◆ Information shown ◆
============================================================
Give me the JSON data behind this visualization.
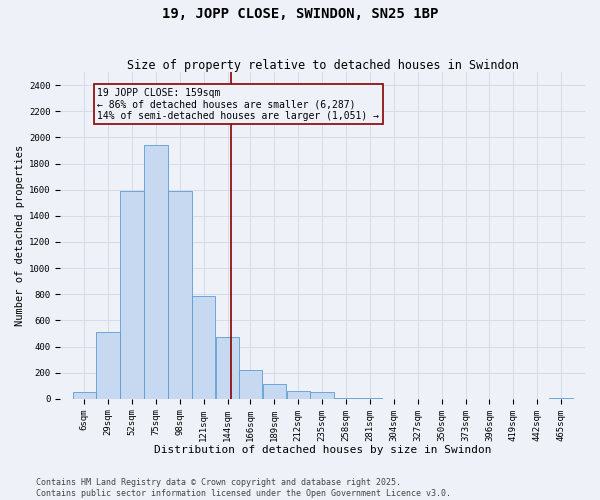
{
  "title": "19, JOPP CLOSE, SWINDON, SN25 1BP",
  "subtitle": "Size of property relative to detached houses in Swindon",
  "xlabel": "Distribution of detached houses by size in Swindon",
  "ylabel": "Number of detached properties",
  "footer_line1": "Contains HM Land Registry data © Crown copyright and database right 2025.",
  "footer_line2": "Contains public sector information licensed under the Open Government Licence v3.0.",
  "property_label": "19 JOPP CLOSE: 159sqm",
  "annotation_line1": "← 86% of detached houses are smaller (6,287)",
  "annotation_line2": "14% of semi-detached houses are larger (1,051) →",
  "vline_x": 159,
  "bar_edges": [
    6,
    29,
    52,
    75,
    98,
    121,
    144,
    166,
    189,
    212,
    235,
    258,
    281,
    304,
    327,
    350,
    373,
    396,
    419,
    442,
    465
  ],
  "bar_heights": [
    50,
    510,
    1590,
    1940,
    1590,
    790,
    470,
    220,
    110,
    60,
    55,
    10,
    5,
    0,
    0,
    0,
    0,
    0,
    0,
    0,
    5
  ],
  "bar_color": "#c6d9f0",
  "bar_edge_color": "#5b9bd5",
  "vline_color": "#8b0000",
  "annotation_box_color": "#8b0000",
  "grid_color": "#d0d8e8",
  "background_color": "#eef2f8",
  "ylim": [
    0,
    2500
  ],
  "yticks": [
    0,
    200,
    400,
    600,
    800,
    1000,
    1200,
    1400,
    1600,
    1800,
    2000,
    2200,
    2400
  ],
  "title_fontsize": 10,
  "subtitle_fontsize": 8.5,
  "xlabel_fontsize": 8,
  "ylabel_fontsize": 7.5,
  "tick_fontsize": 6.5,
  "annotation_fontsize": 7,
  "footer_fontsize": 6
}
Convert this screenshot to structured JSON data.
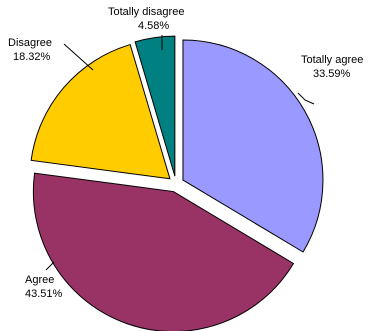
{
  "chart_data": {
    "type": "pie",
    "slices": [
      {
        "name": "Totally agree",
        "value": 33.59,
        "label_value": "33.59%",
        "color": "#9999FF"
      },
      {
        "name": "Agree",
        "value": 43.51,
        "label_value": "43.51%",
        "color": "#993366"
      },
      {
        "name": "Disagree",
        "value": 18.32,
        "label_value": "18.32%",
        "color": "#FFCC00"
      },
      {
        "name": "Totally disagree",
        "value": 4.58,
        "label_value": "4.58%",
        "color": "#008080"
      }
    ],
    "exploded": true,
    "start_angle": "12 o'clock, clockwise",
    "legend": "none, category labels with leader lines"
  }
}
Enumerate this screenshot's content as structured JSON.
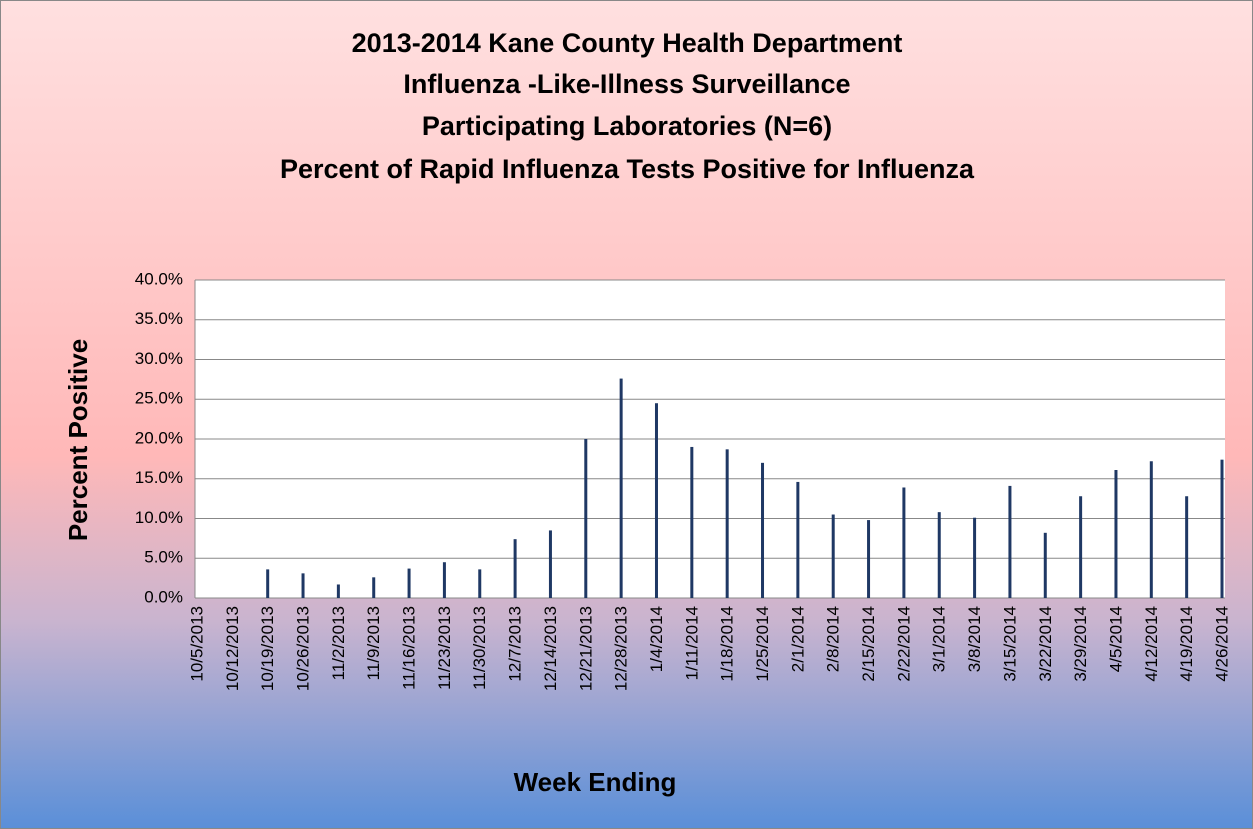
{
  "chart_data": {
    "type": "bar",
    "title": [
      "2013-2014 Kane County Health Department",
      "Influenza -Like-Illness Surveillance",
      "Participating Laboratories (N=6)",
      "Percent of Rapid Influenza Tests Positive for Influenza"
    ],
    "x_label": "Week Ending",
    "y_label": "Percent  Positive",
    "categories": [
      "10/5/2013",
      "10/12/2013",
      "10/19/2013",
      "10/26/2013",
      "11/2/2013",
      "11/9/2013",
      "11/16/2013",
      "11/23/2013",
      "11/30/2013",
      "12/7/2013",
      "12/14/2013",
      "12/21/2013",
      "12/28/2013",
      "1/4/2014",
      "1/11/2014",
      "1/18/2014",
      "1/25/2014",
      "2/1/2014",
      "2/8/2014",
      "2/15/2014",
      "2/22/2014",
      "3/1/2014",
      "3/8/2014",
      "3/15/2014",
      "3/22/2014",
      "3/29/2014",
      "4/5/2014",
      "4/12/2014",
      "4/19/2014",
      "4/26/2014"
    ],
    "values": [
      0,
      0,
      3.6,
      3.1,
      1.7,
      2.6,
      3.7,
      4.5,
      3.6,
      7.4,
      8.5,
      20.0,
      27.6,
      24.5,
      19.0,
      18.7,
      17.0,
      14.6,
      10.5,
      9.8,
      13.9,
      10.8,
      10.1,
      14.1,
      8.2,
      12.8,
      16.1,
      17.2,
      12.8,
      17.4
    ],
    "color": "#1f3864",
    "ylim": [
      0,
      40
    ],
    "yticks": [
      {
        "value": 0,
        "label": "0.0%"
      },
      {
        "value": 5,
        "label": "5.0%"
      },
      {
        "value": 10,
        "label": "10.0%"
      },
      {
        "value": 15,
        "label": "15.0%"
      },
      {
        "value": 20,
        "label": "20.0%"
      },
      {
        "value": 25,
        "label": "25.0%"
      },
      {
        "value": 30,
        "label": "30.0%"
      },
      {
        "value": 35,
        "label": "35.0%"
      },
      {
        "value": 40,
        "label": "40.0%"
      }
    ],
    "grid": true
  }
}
============================================================
◆ Given task ◆
Gather all the lines that include the word "Totally" and copy them out.

◆ Answer to the task ◆
        "name": "Totally agree",
        "name": "Totally disagree",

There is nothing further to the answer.